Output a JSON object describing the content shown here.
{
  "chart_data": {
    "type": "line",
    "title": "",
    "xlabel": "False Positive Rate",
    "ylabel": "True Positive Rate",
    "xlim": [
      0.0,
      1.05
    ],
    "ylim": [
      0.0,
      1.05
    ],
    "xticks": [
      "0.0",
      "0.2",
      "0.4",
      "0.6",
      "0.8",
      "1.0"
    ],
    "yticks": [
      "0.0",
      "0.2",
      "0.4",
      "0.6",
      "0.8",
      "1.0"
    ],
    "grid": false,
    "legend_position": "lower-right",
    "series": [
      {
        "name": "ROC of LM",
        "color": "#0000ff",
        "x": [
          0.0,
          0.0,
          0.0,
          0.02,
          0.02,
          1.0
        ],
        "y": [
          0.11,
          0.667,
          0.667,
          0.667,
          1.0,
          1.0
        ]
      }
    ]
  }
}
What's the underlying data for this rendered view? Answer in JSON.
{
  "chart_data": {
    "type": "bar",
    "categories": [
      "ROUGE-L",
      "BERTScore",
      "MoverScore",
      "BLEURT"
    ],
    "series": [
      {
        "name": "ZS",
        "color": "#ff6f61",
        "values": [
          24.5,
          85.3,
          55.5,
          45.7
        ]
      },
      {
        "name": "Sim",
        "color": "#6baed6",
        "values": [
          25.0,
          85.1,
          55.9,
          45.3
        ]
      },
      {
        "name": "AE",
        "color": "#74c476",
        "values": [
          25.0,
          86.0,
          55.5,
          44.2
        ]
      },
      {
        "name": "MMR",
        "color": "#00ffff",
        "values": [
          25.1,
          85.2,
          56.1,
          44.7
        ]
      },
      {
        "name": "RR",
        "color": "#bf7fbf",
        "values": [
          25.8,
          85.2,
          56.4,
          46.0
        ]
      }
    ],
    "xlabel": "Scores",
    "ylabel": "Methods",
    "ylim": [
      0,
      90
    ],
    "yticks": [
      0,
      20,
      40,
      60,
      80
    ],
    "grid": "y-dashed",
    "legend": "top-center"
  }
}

☆ ☆ ☆

» **Task to complete**
Retype the listing. Match it exactly.

» **Result of the task**
Output a JSON object describing the content shown here.
{
  "chart_data": {
    "type": "line",
    "title": "",
    "xlabel": "False Positive Rate",
    "ylabel": "True Positive Rate",
    "xlim": [
      0.0,
      1.05
    ],
    "ylim": [
      0.0,
      1.05
    ],
    "xticks": [
      "0.0",
      "0.2",
      "0.4",
      "0.6",
      "0.8",
      "1.0"
    ],
    "yticks": [
      "0.0",
      "0.2",
      "0.4",
      "0.6",
      "0.8",
      "1.0"
    ],
    "grid": false,
    "legend_position": "lower-right",
    "series": [
      {
        "name": "ROC of LM",
        "color": "#0000ff",
        "x": [
          0.0,
          0.0,
          0.0,
          0.02,
          0.02,
          1.0
        ],
        "y": [
          0.11,
          0.667,
          0.667,
          0.667,
          1.0,
          1.0
        ]
      }
    ]
  }
}
What's the underlying data for this rendered view? Answer in JSON.
{
  "chart_data": {
    "type": "bar",
    "categories": [
      "ROUGE-L",
      "BERTScore",
      "MoverScore",
      "BLEURT"
    ],
    "series": [
      {
        "name": "ZS",
        "color": "#ff6f61",
        "values": [
          24.5,
          85.3,
          55.5,
          45.7
        ]
      },
      {
        "name": "Sim",
        "color": "#6baed6",
        "values": [
          25.0,
          85.1,
          55.9,
          45.3
        ]
      },
      {
        "name": "AE",
        "color": "#74c476",
        "values": [
          25.0,
          86.0,
          55.5,
          44.2
        ]
      },
      {
        "name": "MMR",
        "color": "#00ffff",
        "values": [
          25.1,
          85.2,
          56.1,
          44.7
        ]
      },
      {
        "name": "RR",
        "color": "#bf7fbf",
        "values": [
          25.8,
          85.2,
          56.4,
          46.0
        ]
      }
    ],
    "xlabel": "Scores",
    "ylabel": "Methods",
    "ylim": [
      0,
      90
    ],
    "yticks": [
      0,
      20,
      40,
      60,
      80
    ],
    "grid": "y-dashed",
    "legend": "top-center"
  }
}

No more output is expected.